▶ 任务要求
把下面全部条目改写成 Markdown 表格，列名分别为"序号"和"内容"，每一行对应条目中的一行，空行不计入。

▶ 给定数据
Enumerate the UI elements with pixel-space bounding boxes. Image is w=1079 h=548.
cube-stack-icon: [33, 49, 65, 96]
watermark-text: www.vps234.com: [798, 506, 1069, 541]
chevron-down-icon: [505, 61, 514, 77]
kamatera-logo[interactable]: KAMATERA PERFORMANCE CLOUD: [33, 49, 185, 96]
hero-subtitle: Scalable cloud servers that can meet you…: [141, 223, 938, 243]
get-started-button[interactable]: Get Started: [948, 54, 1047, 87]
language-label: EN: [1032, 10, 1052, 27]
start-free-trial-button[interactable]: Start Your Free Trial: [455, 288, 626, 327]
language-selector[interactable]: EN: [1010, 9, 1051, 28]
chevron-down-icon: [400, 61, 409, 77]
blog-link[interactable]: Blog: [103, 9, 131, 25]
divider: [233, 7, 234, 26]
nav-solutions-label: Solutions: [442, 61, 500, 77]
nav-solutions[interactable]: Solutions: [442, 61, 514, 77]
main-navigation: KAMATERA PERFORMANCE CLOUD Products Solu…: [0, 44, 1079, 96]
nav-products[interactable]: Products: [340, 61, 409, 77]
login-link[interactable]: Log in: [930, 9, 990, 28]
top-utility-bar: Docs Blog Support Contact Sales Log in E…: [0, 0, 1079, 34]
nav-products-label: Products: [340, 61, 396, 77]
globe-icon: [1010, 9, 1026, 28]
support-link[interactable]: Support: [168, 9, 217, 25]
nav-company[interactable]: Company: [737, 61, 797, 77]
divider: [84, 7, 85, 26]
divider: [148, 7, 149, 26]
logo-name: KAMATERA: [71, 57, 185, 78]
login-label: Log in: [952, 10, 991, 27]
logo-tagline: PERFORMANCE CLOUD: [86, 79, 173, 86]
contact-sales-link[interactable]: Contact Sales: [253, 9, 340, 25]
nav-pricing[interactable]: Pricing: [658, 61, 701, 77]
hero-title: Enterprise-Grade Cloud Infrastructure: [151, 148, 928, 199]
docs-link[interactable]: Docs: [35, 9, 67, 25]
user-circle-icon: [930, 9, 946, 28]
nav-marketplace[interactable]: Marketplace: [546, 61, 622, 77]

▶ 本题结果
| 序号 | 内容 |
|---|---|
| 1 | Enumerate the UI elements with pixel-space bounding boxes. Image is w=1079 h=548. |
| 2 | cube-stack-icon: [33, 49, 65, 96] |
| 3 | watermark-text: www.vps234.com: [798, 506, 1069, 541] |
| 4 | chevron-down-icon: [505, 61, 514, 77] |
| 5 | kamatera-logo[interactable]: KAMATERA PERFORMANCE CLOUD: [33, 49, 185, 96] |
| 6 | hero-subtitle: Scalable cloud servers that can meet you…: [141, 223, 938, 243] |
| 7 | get-started-button[interactable]: Get Started: [948, 54, 1047, 87] |
| 8 | language-label: EN: [1032, 10, 1052, 27] |
| 9 | start-free-trial-button[interactable]: Start Your Free Trial: [455, 288, 626, 327] |
| 10 | language-selector[interactable]: EN: [1010, 9, 1051, 28] |
| 11 | chevron-down-icon: [400, 61, 409, 77] |
| 12 | blog-link[interactable]: Blog: [103, 9, 131, 25] |
| 13 | divider: [233, 7, 234, 26] |
| 14 | nav-solutions-label: Solutions: [442, 61, 500, 77] |
| 15 | nav-solutions[interactable]: Solutions: [442, 61, 514, 77] |
| 16 | main-navigation: KAMATERA PERFORMANCE CLOUD Products Solu…: [0, 44, 1079, 96] |
| 17 | nav-products[interactable]: Products: [340, 61, 409, 77] |
| 18 | login-link[interactable]: Log in: [930, 9, 990, 28] |
| 19 | top-utility-bar: Docs Blog Support Contact Sales Log in E…: [0, 0, 1079, 34] |
| 20 | nav-products-label: Products: [340, 61, 396, 77] |
| 21 | globe-icon: [1010, 9, 1026, 28] |
| 22 | support-link[interactable]: Support: [168, 9, 217, 25] |
| 23 | nav-company[interactable]: Company: [737, 61, 797, 77] |
| 24 | divider: [84, 7, 85, 26] |
| 25 | divider: [148, 7, 149, 26] |
| 26 | logo-name: KAMATERA: [71, 57, 185, 78] |
| 27 | login-label: Log in: [952, 10, 991, 27] |
| 28 | logo-tagline: PERFORMANCE CLOUD: [86, 79, 173, 86] |
| 29 | contact-sales-link[interactable]: Contact Sales: [253, 9, 340, 25] |
| 30 | nav-pricing[interactable]: Pricing: [658, 61, 701, 77] |
| 31 | hero-title: Enterprise-Grade Cloud Infrastructure: [151, 148, 928, 199] |
| 32 | docs-link[interactable]: Docs: [35, 9, 67, 25] |
| 33 | user-circle-icon: [930, 9, 946, 28] |
| 34 | nav-marketplace[interactable]: Marketplace: [546, 61, 622, 77] |